● SHORT PROBLEM: Collect the lines of the entries where "document" shows up.

[START OF EXERCISE MATERIALS]

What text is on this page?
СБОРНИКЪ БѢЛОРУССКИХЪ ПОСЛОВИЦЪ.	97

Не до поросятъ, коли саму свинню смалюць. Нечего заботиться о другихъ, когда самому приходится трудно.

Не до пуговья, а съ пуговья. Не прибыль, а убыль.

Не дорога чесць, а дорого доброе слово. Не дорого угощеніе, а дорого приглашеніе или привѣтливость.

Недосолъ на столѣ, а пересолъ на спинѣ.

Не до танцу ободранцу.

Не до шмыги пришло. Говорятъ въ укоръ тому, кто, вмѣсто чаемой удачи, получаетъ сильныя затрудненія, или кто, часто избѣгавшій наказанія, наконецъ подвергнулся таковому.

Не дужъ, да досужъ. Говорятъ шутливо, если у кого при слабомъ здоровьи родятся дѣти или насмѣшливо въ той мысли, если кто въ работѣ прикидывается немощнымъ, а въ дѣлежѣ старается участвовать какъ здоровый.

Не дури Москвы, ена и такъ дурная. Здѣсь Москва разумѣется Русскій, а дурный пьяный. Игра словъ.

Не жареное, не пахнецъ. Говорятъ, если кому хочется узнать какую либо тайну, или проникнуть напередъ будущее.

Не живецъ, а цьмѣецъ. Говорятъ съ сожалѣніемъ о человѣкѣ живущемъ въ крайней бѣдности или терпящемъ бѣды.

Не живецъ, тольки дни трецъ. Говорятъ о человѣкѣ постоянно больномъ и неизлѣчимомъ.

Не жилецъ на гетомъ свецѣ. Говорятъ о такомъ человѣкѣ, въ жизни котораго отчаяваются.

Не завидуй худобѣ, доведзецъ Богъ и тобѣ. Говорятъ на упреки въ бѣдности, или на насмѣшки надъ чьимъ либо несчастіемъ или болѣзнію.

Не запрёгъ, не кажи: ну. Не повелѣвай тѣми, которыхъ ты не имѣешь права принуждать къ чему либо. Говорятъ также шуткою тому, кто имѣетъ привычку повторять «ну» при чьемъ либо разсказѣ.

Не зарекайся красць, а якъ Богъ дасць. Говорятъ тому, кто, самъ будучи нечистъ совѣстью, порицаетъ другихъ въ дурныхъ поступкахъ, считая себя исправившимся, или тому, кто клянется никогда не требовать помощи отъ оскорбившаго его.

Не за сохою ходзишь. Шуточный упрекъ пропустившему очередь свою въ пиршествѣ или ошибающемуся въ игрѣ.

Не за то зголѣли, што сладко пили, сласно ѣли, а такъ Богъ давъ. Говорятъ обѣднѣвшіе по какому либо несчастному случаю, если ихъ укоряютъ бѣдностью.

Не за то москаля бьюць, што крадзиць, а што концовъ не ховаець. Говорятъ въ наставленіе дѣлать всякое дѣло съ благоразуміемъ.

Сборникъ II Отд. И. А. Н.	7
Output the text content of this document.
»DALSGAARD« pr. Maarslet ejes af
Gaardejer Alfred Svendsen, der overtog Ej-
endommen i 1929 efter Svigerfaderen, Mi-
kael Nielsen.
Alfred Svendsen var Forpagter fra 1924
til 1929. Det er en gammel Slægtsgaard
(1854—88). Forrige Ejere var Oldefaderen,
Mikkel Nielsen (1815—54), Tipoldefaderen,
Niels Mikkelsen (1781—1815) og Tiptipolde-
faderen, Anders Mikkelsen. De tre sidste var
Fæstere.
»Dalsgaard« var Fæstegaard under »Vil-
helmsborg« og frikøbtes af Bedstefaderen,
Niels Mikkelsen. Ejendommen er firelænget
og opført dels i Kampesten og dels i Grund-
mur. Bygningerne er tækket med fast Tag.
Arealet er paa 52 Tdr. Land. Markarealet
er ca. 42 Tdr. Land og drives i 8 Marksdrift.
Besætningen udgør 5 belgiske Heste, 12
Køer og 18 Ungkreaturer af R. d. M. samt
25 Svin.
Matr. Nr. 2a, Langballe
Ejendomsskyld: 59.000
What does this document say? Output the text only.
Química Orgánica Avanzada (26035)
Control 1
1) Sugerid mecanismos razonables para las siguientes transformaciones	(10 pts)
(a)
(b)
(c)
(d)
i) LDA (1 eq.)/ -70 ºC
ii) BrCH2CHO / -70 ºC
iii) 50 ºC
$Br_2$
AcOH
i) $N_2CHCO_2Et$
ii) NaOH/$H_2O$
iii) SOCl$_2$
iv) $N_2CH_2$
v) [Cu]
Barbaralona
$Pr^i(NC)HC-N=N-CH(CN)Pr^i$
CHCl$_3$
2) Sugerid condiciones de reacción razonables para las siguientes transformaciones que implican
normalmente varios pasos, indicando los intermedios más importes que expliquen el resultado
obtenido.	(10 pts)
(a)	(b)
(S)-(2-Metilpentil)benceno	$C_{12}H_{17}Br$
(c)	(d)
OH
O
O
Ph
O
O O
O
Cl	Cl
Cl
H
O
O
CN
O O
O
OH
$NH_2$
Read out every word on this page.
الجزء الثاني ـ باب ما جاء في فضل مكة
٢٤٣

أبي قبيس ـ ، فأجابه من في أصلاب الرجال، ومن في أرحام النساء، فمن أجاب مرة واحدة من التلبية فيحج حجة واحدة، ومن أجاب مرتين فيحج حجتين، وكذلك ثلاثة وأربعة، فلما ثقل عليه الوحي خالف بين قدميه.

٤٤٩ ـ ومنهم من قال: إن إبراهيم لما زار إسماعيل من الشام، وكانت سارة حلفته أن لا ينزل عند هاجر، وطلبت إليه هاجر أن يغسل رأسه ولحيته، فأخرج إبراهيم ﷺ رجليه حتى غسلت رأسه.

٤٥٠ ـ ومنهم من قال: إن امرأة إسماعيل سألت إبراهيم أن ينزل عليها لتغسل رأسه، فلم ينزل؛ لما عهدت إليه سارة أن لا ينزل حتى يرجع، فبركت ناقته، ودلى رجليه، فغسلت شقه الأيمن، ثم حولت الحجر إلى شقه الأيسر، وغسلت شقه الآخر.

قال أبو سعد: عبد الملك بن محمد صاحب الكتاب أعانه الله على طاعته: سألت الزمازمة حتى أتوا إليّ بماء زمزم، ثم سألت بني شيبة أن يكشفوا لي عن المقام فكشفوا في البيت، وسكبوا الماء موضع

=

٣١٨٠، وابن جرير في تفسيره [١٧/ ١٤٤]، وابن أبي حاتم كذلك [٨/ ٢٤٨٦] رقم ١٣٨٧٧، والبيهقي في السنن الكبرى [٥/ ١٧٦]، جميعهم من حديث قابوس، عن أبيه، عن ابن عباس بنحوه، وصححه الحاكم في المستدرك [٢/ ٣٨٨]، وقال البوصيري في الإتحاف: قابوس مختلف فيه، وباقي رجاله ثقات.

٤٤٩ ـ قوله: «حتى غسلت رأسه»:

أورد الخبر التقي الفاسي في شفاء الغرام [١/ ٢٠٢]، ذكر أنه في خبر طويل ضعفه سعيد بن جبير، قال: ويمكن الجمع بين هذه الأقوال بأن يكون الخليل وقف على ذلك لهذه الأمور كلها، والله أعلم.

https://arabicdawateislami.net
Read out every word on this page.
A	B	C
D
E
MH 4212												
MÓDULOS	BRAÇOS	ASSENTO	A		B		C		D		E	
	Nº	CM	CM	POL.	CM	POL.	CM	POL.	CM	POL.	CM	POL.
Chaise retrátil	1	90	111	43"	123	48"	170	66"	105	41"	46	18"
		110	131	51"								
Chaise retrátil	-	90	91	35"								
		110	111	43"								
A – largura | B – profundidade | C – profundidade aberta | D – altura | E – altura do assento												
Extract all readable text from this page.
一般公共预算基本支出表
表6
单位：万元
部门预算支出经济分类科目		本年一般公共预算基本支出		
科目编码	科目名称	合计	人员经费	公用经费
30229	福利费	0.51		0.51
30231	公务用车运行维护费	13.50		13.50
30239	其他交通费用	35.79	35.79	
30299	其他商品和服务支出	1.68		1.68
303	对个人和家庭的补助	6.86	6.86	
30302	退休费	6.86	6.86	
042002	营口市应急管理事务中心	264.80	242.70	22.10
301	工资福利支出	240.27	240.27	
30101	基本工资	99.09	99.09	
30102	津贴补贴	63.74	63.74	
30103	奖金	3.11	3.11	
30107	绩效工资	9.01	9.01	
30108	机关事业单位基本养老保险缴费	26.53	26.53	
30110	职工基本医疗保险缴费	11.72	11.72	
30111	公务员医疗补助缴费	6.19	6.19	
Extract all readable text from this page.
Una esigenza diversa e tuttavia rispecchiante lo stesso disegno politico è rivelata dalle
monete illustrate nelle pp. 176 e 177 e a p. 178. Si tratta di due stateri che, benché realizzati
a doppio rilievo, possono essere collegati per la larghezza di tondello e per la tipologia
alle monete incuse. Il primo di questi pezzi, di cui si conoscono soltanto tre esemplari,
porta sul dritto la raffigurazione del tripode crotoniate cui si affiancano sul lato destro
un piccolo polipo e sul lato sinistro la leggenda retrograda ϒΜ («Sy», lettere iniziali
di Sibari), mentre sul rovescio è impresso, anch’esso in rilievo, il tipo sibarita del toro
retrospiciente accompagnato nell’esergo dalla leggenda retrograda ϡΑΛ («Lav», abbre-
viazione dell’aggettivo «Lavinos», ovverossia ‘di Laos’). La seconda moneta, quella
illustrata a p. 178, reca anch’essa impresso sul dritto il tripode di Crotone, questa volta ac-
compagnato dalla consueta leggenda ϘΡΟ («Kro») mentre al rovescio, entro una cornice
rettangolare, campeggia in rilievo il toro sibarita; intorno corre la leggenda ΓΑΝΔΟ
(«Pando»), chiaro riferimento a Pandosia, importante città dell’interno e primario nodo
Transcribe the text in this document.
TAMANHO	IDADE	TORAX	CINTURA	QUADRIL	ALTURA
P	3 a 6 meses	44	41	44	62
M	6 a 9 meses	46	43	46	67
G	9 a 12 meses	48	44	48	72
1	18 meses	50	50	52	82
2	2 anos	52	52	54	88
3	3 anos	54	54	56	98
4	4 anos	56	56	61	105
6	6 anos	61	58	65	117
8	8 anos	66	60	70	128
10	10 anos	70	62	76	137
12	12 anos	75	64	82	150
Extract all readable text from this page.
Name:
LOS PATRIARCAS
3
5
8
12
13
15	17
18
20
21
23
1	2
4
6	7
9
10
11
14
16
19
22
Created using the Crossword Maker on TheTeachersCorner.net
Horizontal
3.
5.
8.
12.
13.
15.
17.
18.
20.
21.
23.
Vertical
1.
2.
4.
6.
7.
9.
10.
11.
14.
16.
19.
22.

[END OF EXERCISE MATERIALS]

● WRITTEN ANSWER:
Output the text content of this document.
What does this document say? Output the text only.
Transcribe the text in this document.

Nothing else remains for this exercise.